■ To do ■
Write only the number of lines in the records beneath that hold "label".

(Figure dataset records)
---------------
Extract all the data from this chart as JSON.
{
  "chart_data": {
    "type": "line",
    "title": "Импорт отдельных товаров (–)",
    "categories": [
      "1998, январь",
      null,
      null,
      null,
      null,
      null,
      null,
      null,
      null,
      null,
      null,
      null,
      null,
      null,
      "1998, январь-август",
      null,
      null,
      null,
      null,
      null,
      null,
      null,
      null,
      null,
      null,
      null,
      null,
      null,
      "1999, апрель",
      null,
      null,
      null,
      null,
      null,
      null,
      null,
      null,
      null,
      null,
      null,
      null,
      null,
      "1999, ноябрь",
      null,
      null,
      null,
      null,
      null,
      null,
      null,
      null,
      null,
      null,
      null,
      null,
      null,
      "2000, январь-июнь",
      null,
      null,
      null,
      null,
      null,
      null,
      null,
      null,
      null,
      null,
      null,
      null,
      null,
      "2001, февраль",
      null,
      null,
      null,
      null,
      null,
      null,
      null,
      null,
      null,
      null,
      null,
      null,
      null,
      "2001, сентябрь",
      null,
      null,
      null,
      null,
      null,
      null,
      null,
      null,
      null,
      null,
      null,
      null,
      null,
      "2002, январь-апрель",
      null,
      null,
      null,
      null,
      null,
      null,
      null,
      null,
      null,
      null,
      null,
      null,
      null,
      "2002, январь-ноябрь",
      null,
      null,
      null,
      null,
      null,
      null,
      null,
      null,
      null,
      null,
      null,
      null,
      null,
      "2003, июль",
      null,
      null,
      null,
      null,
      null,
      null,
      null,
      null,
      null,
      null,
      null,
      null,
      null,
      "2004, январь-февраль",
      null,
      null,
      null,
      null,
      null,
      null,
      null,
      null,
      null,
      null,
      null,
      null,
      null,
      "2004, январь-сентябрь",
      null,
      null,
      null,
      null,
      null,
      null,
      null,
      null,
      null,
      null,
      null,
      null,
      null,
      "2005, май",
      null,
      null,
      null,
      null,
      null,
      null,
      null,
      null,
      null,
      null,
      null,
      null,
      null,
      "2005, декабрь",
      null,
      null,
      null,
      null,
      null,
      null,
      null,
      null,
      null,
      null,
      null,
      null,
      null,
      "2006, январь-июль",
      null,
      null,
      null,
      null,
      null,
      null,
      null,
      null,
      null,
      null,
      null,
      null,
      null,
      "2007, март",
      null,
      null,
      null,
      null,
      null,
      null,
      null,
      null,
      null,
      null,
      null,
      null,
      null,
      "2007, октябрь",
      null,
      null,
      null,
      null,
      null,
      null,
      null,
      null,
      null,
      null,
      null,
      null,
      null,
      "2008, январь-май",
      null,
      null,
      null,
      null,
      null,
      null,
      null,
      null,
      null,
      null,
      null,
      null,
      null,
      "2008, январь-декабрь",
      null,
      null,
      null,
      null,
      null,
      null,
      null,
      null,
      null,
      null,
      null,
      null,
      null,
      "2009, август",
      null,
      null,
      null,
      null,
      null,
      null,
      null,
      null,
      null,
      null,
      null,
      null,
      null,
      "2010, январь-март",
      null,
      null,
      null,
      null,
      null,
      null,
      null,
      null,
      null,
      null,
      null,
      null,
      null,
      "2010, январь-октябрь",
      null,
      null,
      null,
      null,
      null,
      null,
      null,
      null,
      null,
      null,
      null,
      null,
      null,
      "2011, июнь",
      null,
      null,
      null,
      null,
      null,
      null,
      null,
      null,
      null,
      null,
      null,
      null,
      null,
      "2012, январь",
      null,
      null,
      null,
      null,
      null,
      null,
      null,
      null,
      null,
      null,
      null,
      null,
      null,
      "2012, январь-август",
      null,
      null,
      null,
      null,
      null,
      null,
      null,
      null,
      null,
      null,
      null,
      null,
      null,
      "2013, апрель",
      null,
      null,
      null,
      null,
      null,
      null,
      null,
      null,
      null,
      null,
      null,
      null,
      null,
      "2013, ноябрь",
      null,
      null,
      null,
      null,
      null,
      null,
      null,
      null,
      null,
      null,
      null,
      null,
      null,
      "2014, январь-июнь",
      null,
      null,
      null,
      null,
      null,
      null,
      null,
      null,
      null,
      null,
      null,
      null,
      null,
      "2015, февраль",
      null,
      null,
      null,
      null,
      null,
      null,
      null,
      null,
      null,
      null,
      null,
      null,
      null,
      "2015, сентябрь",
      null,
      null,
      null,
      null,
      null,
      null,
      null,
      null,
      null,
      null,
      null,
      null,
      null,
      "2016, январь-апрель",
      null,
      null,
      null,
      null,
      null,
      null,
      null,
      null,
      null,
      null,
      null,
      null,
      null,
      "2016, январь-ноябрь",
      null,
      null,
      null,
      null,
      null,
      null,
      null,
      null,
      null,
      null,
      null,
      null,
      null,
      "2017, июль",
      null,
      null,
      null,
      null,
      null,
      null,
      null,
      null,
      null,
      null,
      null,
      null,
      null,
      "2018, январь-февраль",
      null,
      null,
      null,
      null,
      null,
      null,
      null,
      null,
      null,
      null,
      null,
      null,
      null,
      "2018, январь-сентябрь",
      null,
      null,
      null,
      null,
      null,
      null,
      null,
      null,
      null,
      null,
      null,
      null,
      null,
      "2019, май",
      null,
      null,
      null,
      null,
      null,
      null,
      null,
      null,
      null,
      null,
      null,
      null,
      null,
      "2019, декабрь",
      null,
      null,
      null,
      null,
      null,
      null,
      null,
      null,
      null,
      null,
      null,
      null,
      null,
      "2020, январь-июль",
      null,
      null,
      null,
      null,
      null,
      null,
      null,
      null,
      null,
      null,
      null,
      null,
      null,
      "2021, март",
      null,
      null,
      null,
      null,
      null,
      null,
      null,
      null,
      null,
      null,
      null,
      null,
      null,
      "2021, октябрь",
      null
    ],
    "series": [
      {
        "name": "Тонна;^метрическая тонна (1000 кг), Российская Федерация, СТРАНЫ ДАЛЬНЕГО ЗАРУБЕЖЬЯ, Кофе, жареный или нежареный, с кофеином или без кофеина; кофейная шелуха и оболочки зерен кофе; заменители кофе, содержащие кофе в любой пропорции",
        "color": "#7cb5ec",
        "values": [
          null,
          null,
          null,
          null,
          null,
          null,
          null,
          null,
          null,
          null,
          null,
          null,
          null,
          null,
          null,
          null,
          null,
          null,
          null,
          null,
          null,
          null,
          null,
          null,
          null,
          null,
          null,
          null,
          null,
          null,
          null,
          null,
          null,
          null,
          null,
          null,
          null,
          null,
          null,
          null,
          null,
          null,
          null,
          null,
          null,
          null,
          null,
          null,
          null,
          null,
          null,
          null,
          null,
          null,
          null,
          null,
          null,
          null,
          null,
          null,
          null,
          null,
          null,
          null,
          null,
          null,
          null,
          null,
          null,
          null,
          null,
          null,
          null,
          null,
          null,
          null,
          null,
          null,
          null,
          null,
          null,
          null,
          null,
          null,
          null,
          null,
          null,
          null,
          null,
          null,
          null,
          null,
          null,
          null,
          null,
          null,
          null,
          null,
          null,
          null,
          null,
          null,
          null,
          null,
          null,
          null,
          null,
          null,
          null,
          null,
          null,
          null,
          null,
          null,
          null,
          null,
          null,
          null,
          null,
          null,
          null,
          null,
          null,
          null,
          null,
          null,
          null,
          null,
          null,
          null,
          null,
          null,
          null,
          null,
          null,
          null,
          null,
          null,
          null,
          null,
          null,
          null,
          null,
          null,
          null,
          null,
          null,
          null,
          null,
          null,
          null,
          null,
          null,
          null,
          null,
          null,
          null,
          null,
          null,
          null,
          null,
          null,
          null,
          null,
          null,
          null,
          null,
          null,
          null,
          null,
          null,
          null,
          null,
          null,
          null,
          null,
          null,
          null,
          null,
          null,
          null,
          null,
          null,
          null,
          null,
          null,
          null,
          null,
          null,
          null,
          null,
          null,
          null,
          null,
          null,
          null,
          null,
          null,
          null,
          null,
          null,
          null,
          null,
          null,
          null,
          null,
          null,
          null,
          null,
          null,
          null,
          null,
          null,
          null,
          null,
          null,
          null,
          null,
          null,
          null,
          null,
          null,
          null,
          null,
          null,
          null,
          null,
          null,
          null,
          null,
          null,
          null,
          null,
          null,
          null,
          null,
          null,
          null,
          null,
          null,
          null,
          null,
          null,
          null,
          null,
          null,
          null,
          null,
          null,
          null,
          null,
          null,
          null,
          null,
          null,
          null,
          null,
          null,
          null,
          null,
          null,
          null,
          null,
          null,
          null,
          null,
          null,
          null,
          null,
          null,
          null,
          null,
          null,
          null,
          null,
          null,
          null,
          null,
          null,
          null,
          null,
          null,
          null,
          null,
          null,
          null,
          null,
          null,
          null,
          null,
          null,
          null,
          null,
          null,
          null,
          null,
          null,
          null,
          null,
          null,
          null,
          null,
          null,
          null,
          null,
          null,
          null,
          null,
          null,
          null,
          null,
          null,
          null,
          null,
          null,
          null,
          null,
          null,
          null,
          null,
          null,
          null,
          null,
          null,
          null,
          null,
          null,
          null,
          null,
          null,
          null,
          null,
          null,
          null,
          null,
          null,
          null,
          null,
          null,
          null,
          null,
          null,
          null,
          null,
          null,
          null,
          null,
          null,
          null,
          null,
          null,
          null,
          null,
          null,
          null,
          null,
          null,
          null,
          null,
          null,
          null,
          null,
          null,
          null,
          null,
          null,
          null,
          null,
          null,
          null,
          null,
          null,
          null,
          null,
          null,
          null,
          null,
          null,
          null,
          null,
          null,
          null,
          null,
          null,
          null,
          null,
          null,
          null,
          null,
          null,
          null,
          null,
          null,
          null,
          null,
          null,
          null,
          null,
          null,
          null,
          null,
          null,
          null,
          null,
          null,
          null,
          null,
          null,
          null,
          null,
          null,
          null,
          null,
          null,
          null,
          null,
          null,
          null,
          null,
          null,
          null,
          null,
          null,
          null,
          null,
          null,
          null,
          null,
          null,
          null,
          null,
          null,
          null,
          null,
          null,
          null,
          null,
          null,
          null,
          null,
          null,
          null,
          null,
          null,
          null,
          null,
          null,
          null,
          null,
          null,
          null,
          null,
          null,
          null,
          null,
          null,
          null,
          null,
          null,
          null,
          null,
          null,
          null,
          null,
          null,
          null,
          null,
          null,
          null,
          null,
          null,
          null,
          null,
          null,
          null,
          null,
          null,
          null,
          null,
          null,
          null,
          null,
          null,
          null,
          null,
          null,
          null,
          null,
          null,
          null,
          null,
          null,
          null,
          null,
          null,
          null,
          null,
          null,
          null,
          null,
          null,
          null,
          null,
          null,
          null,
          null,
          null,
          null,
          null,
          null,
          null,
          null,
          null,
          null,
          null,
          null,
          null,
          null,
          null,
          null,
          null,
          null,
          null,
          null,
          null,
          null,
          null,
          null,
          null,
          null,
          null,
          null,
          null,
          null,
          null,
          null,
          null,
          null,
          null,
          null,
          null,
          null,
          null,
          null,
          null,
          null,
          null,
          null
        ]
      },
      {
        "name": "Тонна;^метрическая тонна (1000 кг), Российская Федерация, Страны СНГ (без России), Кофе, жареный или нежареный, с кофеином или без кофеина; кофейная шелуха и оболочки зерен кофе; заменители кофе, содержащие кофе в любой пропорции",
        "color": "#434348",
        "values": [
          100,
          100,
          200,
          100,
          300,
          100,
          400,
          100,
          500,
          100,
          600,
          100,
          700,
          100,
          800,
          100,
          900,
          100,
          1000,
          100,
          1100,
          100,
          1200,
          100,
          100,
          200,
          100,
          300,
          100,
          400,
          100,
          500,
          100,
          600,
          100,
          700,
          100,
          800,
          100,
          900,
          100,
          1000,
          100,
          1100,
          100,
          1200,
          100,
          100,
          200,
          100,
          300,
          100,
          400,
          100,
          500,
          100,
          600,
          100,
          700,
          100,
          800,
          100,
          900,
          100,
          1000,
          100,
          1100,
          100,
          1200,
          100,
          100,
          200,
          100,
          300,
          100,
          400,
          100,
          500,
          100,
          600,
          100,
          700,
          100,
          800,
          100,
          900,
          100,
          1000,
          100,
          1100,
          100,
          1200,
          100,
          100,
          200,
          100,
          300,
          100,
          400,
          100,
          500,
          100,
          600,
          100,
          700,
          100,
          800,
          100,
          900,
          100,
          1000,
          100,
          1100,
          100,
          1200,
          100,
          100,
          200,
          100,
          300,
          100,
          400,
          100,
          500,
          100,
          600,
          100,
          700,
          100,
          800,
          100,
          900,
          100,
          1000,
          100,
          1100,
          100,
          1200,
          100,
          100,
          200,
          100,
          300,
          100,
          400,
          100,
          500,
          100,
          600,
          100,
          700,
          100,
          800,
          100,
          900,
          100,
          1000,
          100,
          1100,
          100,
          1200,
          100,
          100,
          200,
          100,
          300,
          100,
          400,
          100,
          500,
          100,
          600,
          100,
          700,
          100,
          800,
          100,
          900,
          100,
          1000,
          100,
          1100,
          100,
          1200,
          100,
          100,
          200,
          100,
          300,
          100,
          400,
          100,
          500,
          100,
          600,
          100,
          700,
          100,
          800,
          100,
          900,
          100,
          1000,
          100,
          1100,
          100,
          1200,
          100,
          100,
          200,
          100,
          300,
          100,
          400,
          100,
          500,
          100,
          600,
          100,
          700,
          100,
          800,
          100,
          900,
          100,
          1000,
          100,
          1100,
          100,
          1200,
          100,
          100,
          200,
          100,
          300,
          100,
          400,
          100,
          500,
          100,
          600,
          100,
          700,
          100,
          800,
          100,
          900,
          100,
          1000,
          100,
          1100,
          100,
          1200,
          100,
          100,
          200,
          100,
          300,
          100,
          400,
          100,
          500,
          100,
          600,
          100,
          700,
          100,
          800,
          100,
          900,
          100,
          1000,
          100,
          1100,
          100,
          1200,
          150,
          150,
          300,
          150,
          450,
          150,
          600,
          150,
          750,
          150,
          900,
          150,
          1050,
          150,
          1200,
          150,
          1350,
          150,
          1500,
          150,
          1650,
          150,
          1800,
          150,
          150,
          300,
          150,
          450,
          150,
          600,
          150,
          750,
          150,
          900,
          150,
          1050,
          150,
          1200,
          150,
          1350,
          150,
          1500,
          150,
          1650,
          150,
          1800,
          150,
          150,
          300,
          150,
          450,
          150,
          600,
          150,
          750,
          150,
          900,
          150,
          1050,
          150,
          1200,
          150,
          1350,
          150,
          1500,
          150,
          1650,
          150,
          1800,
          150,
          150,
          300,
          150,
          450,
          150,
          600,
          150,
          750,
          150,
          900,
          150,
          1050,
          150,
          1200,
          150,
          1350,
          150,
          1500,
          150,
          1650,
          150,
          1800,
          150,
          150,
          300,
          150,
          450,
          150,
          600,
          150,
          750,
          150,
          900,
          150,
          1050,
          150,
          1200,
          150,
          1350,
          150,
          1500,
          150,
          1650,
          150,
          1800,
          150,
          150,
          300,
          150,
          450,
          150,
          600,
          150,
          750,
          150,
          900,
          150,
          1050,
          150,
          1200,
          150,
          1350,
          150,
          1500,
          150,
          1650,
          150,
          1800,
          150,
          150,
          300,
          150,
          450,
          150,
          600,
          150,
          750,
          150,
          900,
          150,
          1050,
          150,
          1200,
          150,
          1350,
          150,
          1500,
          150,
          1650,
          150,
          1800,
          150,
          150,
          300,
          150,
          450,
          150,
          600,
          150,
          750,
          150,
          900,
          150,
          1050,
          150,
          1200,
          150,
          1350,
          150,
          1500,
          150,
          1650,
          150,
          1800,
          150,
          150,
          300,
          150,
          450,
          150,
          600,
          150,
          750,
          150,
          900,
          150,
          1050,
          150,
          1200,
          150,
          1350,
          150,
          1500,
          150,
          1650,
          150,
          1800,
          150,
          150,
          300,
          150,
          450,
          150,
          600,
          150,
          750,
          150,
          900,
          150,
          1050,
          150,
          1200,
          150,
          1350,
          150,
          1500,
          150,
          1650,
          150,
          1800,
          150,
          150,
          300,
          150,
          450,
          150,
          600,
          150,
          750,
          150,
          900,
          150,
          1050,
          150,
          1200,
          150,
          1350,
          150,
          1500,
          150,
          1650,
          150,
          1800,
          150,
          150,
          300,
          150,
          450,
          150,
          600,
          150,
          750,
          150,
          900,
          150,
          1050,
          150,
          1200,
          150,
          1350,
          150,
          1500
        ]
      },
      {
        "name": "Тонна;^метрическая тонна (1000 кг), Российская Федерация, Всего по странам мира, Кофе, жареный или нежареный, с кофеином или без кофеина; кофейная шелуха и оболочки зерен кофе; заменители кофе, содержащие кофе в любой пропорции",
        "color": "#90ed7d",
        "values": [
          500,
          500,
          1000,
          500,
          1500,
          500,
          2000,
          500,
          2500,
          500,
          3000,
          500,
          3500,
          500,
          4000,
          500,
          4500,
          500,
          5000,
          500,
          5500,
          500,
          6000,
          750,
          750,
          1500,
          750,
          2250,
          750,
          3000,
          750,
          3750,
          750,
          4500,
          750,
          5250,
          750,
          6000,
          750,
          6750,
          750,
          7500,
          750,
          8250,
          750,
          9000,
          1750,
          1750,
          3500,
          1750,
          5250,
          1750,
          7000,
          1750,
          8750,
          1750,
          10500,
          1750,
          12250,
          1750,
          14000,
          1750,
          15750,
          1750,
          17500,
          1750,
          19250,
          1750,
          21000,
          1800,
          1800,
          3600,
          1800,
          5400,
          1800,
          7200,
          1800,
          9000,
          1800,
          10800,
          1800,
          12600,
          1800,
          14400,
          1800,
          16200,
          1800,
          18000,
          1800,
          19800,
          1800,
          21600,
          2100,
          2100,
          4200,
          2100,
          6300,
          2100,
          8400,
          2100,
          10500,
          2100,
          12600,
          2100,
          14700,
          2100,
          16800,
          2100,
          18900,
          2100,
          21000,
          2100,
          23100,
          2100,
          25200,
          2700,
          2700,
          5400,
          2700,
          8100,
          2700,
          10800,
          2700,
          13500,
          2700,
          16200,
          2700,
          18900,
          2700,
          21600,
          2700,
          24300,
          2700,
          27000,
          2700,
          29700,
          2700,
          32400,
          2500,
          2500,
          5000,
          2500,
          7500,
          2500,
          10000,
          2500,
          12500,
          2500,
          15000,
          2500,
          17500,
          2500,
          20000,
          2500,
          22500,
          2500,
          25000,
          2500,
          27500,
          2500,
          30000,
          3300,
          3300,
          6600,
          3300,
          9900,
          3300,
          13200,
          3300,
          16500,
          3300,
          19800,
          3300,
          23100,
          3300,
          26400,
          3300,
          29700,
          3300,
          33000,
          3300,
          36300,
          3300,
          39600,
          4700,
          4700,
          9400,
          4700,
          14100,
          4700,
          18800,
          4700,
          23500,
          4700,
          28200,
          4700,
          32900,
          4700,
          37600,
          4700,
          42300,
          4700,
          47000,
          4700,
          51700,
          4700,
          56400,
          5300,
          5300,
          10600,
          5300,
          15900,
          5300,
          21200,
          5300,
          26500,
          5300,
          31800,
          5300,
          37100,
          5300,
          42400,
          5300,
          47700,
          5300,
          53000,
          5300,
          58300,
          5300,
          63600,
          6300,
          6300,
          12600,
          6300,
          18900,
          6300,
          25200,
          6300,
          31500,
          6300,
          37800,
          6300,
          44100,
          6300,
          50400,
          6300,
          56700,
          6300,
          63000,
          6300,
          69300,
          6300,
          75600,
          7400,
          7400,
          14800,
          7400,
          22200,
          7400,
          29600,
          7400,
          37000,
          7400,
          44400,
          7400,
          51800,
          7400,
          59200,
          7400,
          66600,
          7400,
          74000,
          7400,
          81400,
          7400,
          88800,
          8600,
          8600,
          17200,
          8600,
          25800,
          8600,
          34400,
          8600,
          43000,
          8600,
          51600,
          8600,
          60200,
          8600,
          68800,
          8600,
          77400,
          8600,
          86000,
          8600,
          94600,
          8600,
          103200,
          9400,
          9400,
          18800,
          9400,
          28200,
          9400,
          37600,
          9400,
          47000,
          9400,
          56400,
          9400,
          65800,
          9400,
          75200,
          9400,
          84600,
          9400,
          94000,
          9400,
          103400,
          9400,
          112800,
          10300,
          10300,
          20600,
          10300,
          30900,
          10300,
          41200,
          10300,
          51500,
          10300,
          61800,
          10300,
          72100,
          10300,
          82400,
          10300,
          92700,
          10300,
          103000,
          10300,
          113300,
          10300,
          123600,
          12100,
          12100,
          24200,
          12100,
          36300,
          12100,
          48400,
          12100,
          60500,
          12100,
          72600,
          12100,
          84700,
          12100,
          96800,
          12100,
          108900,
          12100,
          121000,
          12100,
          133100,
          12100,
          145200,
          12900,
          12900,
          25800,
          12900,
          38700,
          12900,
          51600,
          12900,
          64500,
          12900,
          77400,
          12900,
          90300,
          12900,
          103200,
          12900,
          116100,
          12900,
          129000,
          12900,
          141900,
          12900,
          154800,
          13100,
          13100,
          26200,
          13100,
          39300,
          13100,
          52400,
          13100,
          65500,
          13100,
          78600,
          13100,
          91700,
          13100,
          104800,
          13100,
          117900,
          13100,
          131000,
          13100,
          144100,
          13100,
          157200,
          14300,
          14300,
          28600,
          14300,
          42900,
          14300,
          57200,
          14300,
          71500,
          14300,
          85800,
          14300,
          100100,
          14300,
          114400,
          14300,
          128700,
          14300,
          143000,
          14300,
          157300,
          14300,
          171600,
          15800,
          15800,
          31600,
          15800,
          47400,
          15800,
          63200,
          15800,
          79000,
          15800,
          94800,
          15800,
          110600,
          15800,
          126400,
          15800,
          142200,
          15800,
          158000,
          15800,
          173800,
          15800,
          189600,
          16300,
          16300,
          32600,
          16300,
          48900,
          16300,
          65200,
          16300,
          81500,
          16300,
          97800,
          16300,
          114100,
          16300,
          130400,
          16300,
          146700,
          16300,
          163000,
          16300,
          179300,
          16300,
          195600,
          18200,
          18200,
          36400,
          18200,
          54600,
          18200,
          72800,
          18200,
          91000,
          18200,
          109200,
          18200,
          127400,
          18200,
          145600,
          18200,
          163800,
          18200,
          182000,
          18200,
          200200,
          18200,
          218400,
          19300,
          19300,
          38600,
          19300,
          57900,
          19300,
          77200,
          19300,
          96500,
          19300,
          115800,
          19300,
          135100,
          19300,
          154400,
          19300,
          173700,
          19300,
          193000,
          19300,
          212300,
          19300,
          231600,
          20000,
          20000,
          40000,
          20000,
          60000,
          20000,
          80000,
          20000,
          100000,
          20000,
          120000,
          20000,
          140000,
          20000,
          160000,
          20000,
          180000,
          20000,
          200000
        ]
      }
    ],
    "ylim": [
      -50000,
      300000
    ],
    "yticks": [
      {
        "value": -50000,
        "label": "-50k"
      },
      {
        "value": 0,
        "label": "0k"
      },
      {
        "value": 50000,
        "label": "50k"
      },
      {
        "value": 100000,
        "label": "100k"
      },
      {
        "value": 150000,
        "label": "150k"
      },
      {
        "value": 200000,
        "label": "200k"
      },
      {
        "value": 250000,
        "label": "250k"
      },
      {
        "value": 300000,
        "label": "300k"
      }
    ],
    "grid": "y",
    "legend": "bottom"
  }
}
---------------
■ Solution for this task ■
8